>> begin

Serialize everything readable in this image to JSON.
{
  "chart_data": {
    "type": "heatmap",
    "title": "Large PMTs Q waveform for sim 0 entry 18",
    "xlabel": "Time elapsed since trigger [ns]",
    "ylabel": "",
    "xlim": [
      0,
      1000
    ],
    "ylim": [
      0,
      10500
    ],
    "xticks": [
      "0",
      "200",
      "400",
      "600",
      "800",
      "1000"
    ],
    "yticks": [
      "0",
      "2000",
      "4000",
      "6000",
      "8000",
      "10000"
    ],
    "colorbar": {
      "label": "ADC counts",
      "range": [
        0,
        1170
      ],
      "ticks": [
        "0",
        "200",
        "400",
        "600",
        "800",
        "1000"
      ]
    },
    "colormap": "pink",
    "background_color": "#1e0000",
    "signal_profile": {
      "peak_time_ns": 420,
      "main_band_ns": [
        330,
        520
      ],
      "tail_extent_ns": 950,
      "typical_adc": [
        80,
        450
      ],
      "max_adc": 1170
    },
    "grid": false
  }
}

>> end

Copy out all of the records shown above exactly.

## Solution to this task
Serialize everything readable in this image to JSON.
{
  "chart_data": {
    "type": "heatmap",
    "title": "Large PMTs Q waveform for sim 0 entry 18",
    "xlabel": "Time elapsed since trigger [ns]",
    "ylabel": "",
    "xlim": [
      0,
      1000
    ],
    "ylim": [
      0,
      10500
    ],
    "xticks": [
      "0",
      "200",
      "400",
      "600",
      "800",
      "1000"
    ],
    "yticks": [
      "0",
      "2000",
      "4000",
      "6000",
      "8000",
      "10000"
    ],
    "colorbar": {
      "label": "ADC counts",
      "range": [
        0,
        1170
      ],
      "ticks": [
        "0",
        "200",
        "400",
        "600",
        "800",
        "1000"
      ]
    },
    "colormap": "pink",
    "background_color": "#1e0000",
    "signal_profile": {
      "peak_time_ns": 420,
      "main_band_ns": [
        330,
        520
      ],
      "tail_extent_ns": 950,
      "typical_adc": [
        80,
        450
      ],
      "max_adc": 1170
    },
    "grid": false
  }
}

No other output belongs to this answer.